● DATA FOR THIS TASK:
__________________________________________________

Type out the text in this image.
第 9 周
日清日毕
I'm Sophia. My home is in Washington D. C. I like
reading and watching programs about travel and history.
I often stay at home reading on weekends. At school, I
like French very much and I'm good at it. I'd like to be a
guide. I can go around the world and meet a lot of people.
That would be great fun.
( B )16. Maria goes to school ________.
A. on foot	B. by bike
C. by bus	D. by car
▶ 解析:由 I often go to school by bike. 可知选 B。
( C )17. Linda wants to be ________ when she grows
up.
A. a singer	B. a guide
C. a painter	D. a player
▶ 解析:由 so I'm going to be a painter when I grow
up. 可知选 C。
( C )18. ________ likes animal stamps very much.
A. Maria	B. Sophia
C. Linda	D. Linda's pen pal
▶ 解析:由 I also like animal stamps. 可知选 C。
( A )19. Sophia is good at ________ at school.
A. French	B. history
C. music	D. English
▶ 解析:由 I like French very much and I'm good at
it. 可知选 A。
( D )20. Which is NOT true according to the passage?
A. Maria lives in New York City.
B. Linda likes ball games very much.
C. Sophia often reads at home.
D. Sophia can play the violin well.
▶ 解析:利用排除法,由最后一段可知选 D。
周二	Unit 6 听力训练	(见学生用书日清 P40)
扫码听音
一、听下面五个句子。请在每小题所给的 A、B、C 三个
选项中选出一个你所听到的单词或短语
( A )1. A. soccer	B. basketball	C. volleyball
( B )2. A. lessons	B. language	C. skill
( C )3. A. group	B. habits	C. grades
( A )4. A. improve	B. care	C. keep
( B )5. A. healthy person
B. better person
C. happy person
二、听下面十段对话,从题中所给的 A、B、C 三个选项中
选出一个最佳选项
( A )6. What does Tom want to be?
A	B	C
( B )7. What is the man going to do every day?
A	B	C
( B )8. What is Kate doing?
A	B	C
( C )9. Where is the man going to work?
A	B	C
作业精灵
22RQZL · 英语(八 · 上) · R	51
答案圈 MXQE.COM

__________________________________________________

● AIM OF THE EXERCISE:
Which lines hold the word "What"? Copy all of them.

● ANSWER IN FULL:
( A )6. What does Tom want to be?
( B )7. What is the man going to do every day?
( B )8. What is Kate doing?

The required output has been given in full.